◆ **WHAT TO PRODUCE**: Lines that contain the string "icon" are to be copied; leave out all others.

:: DATA FOR THE TASK ::

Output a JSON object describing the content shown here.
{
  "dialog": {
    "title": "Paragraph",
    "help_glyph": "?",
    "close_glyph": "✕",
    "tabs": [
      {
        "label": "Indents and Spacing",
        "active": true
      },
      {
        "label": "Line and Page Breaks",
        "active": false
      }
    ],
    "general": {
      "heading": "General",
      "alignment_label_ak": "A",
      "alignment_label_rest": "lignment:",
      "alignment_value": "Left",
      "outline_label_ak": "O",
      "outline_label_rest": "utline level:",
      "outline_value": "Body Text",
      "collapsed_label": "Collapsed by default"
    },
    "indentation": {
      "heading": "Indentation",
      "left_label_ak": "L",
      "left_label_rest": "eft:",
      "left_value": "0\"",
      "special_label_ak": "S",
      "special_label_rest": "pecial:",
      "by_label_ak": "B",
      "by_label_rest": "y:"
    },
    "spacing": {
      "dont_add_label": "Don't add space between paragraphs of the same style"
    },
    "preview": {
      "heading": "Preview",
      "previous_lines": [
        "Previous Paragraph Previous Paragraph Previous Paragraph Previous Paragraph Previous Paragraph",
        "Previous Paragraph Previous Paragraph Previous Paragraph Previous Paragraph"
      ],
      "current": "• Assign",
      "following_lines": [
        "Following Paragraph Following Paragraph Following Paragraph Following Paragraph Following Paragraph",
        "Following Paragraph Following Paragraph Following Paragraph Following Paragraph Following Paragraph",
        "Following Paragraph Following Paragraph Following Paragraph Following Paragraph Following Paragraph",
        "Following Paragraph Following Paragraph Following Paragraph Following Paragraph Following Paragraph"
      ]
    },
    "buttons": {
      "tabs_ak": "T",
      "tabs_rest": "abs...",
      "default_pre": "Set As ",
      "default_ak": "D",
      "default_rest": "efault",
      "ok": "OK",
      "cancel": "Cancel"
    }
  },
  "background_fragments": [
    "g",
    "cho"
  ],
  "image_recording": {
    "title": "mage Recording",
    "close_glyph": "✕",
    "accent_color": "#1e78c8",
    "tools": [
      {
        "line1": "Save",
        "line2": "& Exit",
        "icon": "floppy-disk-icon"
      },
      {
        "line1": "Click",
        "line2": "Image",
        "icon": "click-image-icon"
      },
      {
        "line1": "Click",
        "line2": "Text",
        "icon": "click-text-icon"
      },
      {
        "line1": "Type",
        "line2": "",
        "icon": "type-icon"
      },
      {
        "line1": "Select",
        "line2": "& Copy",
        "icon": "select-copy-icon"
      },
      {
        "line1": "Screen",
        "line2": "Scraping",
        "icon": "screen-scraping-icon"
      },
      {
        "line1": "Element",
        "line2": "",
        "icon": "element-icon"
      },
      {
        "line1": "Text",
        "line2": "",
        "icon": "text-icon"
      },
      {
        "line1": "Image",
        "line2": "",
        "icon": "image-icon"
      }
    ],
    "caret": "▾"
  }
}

:::

◆ **SOLVED EXERCISE**:
        "icon": "floppy-disk-icon"
        "icon": "click-image-icon"
        "icon": "click-text-icon"
        "icon": "type-icon"
        "icon": "select-copy-icon"
        "icon": "screen-scraping-icon"
        "icon": "element-icon"
        "icon": "text-icon"
        "icon": "image-icon"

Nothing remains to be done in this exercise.